What to produce: Go through the listing below and list every line with "KIMOS".

Supplied information:

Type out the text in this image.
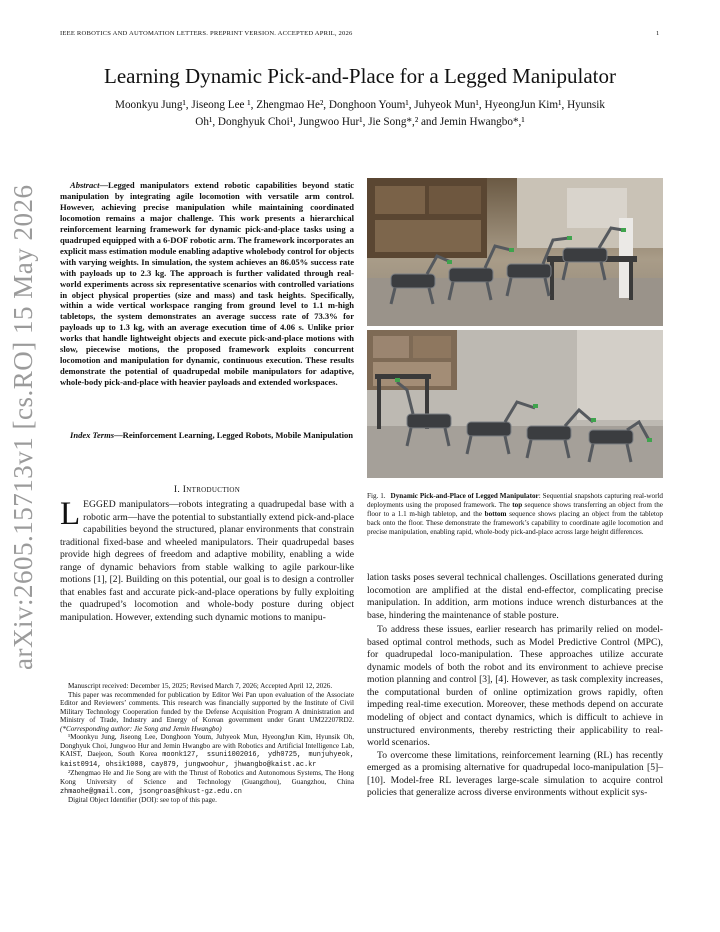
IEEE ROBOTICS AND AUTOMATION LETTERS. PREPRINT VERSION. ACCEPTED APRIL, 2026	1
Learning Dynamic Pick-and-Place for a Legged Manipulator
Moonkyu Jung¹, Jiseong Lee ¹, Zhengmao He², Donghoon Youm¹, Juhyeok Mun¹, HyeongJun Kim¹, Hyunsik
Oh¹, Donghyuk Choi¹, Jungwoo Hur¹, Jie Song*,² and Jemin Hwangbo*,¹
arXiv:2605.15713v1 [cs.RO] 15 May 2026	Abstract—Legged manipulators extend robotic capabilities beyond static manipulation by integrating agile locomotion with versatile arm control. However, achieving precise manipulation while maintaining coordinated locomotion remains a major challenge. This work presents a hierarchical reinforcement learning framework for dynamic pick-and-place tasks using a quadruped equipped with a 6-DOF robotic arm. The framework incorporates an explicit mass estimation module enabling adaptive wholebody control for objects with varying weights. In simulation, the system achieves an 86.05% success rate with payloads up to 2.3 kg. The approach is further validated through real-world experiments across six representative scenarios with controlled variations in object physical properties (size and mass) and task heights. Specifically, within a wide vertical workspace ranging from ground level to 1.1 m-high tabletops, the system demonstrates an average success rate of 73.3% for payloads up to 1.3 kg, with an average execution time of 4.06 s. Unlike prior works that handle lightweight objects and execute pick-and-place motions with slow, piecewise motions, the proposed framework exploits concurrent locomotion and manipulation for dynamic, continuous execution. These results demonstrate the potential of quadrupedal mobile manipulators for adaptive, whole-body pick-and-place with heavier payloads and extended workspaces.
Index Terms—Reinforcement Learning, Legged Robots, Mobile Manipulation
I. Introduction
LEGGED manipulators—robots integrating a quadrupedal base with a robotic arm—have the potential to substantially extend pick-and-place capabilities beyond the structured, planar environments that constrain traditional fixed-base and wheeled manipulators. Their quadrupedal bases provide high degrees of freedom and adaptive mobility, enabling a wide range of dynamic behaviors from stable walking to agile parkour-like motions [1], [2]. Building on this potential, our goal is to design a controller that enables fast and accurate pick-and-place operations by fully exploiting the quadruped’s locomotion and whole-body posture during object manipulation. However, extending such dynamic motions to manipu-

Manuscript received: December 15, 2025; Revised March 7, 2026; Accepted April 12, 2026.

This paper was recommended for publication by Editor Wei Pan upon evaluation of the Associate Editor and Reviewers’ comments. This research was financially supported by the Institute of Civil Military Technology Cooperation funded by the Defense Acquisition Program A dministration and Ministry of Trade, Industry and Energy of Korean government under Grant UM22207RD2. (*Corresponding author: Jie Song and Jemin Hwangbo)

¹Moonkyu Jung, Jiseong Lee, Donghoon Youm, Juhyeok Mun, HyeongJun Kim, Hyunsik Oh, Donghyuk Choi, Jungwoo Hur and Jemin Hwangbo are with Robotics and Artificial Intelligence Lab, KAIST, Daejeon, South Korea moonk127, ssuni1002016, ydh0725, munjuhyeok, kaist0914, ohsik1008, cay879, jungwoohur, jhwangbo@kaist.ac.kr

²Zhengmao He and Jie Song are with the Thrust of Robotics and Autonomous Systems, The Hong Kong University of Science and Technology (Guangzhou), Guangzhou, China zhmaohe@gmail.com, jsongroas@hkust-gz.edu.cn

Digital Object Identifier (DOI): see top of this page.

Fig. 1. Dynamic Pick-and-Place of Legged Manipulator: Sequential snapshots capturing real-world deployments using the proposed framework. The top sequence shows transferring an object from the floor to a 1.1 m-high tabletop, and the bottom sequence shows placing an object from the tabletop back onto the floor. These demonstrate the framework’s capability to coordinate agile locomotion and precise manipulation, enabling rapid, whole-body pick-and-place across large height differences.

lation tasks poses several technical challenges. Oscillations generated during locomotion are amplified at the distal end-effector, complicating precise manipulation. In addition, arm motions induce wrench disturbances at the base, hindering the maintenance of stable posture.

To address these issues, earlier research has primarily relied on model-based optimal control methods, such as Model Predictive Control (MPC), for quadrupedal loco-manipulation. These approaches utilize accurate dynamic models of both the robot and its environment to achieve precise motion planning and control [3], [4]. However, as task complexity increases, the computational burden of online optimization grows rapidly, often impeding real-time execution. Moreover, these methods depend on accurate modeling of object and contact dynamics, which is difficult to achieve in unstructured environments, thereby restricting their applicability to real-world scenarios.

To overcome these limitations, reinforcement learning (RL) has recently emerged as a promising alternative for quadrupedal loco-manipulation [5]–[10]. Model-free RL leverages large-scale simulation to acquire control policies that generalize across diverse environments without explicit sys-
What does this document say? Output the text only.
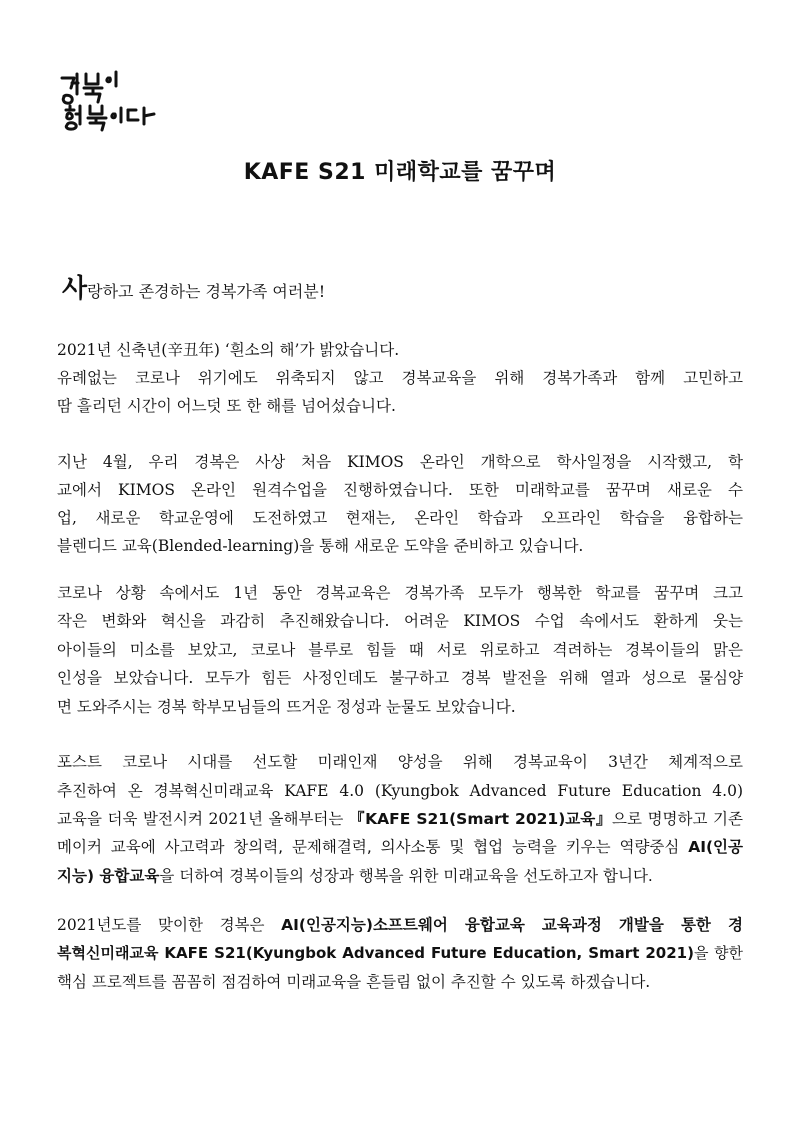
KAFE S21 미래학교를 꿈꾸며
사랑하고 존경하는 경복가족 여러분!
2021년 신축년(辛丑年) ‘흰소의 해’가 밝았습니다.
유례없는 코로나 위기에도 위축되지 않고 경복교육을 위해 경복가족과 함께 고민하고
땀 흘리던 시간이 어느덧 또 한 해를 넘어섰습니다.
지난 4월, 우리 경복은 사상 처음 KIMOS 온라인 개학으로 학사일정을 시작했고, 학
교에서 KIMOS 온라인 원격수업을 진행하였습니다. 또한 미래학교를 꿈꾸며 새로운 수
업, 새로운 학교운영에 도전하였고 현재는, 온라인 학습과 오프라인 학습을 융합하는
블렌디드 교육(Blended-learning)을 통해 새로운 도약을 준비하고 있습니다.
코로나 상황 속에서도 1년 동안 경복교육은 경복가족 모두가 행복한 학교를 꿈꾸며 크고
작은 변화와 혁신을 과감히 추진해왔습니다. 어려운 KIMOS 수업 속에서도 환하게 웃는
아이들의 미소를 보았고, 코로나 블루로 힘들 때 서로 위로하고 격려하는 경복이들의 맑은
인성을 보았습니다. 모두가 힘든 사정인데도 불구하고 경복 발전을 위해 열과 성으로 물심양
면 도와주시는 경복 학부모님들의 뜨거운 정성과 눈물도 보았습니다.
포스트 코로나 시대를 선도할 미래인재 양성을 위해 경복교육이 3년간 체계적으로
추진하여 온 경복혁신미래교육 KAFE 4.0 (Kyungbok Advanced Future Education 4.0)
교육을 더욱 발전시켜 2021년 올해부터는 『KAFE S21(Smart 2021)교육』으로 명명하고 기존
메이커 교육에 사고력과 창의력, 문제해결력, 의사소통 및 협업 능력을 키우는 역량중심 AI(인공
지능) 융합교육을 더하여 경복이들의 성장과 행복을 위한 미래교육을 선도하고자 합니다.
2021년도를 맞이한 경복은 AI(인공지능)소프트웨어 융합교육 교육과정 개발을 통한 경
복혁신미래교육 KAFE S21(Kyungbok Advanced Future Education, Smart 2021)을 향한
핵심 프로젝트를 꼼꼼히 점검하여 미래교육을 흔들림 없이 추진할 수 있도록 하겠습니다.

Answer to the problem:
지난 4월, 우리 경복은 사상 처음 KIMOS 온라인 개학으로 학사일정을 시작했고, 학
교에서 KIMOS 온라인 원격수업을 진행하였습니다. 또한 미래학교를 꿈꾸며 새로운 수
작은 변화와 혁신을 과감히 추진해왔습니다. 어려운 KIMOS 수업 속에서도 환하게 웃는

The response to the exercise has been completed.